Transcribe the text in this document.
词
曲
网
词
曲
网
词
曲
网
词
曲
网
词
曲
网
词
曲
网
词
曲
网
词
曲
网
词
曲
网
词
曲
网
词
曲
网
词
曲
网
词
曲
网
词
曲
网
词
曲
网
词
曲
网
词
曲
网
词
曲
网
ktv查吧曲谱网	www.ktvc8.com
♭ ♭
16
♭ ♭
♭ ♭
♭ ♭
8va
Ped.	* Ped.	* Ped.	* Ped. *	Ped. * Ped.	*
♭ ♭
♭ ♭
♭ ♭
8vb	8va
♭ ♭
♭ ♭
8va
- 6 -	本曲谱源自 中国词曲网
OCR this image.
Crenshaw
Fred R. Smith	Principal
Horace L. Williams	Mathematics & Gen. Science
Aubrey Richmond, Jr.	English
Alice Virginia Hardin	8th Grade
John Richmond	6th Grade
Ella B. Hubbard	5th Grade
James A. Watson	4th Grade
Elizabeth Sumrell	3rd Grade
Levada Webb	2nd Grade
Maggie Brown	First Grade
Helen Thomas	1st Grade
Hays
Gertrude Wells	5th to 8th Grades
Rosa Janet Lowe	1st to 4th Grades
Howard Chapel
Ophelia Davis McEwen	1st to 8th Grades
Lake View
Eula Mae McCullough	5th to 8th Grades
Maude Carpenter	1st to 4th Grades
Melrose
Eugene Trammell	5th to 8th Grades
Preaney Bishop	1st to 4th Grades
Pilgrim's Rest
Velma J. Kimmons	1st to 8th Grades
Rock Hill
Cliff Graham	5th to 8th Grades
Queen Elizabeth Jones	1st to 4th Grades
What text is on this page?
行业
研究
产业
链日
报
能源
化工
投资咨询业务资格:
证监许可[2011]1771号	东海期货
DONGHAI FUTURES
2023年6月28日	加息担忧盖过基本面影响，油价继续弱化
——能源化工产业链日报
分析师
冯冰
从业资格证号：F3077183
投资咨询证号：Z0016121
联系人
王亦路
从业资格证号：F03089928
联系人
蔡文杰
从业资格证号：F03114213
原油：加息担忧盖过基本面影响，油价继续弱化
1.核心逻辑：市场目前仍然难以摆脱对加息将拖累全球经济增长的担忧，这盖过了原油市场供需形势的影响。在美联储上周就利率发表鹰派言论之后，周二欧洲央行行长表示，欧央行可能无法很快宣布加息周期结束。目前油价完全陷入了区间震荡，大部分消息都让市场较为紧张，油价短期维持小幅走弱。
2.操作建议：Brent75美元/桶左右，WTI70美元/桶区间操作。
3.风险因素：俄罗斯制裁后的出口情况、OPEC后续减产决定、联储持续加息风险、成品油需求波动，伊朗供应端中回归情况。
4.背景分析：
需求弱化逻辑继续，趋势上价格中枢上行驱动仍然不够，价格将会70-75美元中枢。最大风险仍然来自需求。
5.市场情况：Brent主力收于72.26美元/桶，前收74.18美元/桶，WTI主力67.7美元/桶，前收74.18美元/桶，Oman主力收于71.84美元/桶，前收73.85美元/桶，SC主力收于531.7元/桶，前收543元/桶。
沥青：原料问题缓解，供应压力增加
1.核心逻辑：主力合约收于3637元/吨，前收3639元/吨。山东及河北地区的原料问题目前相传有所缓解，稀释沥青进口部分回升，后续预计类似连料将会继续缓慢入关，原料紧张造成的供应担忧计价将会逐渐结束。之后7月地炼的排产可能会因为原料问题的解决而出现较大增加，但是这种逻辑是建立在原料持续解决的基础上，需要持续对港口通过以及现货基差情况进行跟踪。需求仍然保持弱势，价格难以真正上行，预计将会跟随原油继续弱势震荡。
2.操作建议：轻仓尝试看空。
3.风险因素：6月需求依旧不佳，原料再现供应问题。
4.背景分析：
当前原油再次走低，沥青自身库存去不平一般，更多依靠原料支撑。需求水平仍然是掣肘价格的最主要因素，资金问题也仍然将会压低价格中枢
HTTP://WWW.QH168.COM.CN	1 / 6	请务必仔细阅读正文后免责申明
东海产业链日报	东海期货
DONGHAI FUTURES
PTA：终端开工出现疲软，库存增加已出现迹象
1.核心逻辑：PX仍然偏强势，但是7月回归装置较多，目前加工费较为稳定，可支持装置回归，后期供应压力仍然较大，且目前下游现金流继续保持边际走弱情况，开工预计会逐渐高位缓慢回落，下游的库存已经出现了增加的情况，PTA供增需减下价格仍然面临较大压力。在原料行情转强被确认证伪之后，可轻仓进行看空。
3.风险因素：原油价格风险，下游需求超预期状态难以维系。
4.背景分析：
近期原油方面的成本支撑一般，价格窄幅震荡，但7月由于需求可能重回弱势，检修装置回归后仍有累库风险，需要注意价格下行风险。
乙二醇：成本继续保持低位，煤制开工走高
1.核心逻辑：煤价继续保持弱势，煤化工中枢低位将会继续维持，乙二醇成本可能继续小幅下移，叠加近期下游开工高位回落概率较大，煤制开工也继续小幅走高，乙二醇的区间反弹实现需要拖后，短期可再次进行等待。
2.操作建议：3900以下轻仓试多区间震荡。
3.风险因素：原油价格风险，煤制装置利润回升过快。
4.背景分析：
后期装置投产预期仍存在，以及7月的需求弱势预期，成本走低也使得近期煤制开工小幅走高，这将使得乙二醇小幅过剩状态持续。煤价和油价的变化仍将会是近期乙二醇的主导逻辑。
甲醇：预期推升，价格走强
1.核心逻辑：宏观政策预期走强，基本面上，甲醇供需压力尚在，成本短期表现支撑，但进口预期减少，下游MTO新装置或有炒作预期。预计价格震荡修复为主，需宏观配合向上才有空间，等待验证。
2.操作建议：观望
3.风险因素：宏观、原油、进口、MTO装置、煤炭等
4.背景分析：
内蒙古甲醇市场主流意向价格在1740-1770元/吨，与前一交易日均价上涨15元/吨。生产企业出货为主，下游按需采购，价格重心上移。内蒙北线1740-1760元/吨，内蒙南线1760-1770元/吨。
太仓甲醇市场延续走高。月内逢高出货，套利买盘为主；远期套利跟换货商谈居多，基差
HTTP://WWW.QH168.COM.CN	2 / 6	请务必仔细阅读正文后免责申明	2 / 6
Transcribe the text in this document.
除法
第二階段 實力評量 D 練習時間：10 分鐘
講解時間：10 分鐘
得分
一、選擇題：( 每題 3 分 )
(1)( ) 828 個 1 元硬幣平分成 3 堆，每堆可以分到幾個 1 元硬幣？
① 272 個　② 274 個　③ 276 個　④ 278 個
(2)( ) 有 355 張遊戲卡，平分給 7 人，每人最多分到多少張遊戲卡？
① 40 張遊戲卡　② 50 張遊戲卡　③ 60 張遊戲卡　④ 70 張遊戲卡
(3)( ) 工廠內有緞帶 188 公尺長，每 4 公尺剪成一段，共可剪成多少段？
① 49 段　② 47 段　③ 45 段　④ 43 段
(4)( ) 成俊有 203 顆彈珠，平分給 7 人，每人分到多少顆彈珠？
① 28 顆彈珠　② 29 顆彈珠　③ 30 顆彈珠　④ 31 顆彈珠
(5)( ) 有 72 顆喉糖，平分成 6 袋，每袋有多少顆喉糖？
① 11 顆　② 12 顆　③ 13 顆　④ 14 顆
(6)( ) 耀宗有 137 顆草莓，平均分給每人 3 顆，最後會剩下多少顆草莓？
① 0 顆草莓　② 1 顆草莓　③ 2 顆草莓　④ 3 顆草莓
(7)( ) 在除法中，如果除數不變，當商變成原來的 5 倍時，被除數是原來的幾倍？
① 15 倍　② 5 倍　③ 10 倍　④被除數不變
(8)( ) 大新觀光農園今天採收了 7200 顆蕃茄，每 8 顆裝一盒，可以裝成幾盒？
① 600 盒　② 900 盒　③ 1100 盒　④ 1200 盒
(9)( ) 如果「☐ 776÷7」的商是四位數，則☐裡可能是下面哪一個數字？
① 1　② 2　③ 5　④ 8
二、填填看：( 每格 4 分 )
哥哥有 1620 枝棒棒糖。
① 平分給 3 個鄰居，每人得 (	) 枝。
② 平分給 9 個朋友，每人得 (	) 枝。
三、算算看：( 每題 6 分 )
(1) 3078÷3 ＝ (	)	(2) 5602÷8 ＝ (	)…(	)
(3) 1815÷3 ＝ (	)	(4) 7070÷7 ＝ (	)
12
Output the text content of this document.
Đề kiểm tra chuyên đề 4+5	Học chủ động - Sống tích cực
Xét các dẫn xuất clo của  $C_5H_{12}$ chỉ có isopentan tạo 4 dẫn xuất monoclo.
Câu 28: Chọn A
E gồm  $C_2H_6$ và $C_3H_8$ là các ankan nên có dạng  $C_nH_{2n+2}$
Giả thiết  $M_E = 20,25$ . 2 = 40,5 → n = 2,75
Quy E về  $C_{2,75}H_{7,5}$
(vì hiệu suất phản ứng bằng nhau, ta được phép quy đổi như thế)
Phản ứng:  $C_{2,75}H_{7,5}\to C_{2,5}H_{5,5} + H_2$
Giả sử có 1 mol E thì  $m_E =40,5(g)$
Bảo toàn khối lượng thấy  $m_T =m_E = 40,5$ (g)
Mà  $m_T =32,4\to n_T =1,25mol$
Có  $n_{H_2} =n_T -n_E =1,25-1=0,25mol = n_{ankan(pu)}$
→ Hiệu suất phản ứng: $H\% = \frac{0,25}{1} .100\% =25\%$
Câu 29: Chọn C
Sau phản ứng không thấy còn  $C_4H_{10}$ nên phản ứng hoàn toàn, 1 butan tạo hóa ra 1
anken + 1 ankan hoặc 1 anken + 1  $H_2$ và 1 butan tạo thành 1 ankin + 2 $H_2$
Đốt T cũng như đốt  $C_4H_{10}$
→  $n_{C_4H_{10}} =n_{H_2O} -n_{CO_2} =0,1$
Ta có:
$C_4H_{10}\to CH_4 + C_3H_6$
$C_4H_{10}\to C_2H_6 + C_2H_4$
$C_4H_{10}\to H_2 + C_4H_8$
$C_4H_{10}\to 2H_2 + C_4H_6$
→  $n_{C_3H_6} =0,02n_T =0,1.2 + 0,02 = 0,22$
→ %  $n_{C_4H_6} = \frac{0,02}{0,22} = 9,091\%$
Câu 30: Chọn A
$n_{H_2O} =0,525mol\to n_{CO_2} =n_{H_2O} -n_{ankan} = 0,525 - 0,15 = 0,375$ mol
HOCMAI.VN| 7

Exercise prompt: Using the data above, say how many lines include "风险因素". No other reply is needed.

Exercise response: 5